[Saved data entries]
--*--
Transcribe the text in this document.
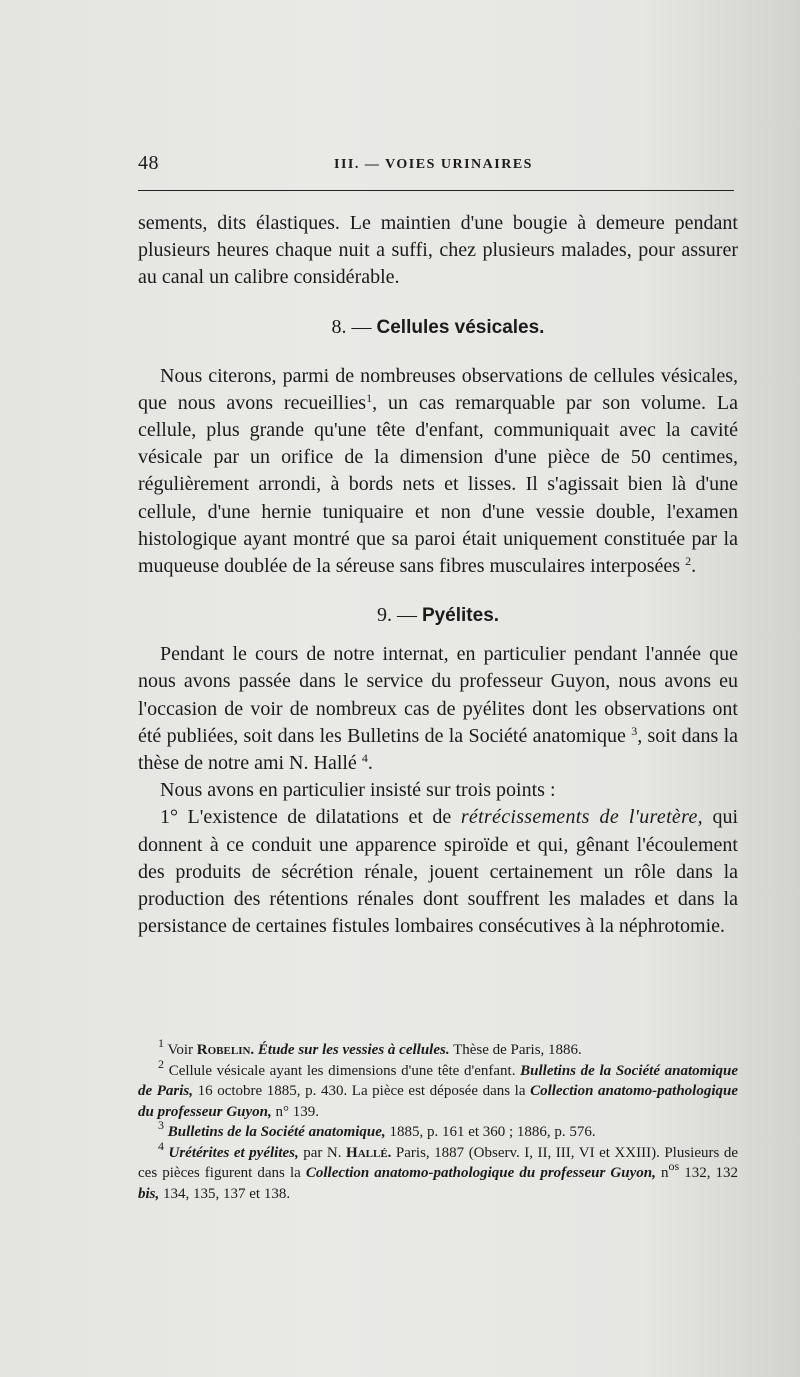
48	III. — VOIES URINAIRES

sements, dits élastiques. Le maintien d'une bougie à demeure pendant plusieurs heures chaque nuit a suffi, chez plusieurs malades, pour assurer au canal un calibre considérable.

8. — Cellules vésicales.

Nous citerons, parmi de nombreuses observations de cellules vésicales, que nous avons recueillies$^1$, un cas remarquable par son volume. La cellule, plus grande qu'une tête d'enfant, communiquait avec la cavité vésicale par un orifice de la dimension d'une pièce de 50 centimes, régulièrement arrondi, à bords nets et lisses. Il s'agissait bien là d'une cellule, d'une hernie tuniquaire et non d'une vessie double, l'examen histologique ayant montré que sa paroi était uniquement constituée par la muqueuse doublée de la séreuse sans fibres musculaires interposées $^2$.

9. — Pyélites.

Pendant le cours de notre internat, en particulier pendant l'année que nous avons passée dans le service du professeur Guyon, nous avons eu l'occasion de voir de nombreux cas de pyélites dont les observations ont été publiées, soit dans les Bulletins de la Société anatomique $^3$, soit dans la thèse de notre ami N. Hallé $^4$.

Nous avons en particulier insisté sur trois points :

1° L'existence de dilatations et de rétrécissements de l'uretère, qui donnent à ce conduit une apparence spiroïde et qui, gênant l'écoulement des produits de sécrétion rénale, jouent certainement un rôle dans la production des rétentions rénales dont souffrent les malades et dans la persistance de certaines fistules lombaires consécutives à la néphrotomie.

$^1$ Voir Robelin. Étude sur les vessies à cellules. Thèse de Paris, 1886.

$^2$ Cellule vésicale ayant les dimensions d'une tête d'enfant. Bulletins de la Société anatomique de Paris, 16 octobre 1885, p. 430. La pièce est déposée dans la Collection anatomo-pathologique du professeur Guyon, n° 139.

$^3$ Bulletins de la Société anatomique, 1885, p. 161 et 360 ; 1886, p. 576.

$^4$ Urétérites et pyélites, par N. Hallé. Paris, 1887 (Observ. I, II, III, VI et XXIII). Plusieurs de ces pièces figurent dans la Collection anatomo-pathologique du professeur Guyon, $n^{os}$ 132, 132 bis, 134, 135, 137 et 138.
--*--
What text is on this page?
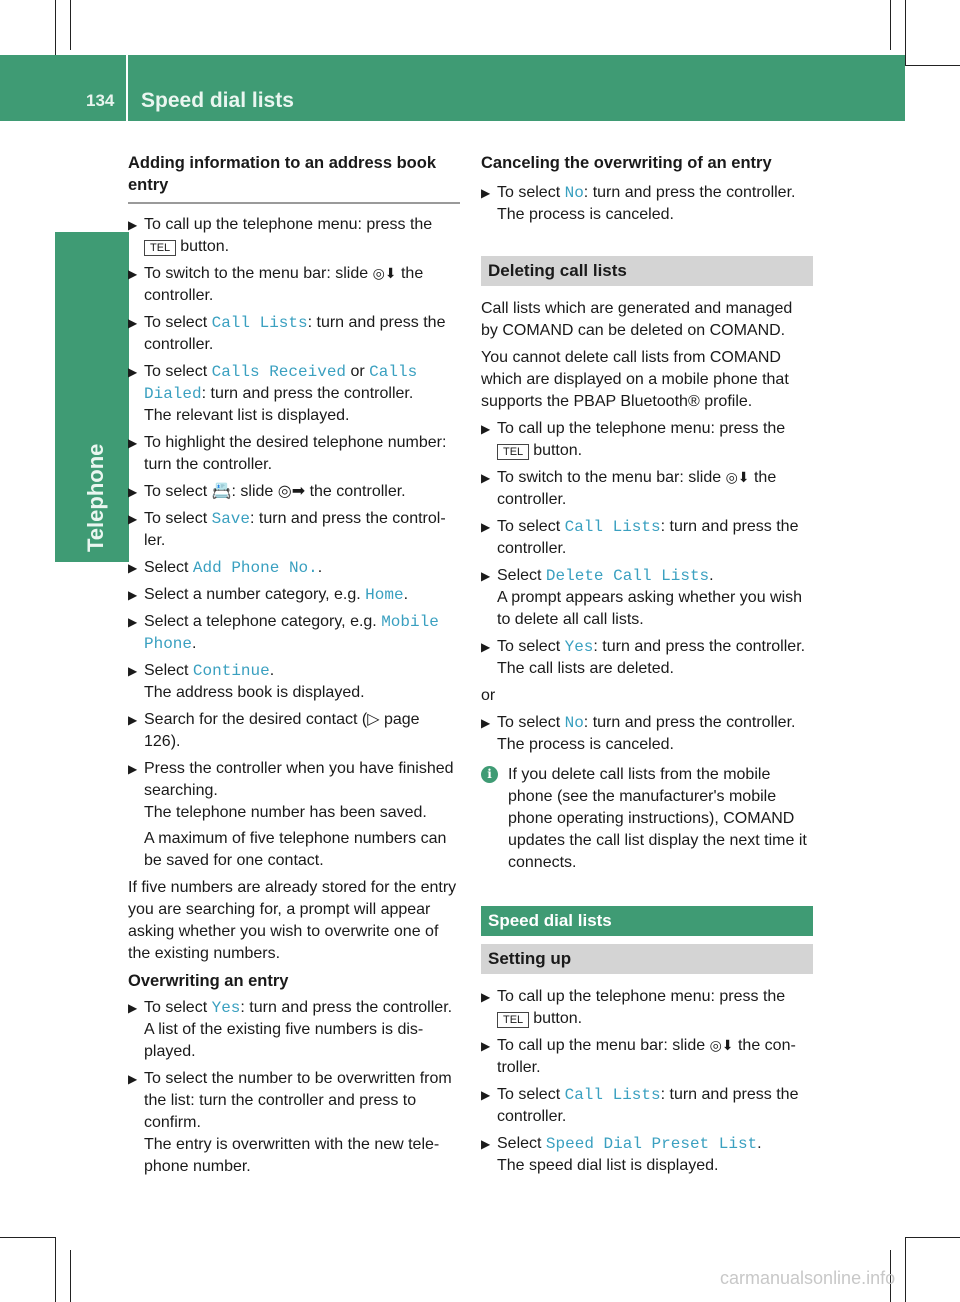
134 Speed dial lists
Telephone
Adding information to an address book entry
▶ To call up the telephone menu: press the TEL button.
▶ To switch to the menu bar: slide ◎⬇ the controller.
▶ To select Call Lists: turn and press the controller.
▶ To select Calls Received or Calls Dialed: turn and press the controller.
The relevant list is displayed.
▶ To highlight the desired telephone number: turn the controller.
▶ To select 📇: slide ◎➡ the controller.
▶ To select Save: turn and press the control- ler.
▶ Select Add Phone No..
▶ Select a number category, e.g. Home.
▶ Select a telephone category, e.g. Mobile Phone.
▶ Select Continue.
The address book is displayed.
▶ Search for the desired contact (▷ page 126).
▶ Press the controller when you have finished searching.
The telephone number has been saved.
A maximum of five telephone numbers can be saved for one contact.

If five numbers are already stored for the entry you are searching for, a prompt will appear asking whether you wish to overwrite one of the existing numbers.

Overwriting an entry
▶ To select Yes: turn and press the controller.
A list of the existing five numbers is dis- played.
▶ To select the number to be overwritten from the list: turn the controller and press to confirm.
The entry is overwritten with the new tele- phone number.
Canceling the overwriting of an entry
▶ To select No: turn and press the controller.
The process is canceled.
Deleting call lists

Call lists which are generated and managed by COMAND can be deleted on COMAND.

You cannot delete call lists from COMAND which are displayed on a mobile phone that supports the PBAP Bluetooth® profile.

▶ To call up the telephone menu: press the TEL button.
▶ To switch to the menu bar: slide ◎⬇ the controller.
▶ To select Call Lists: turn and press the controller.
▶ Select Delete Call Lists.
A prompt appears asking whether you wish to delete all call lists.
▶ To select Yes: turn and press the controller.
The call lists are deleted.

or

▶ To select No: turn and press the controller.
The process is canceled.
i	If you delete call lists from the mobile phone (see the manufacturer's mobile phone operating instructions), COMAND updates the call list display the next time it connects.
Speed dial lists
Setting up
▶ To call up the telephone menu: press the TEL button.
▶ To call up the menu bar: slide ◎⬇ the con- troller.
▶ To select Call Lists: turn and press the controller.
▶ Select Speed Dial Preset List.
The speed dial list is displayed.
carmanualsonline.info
--*--
Instructions to follow: From the material above, gather all lines that include the string "this" and copy them.

Completed task:
Transcribe the text in this document.
What text is on this page?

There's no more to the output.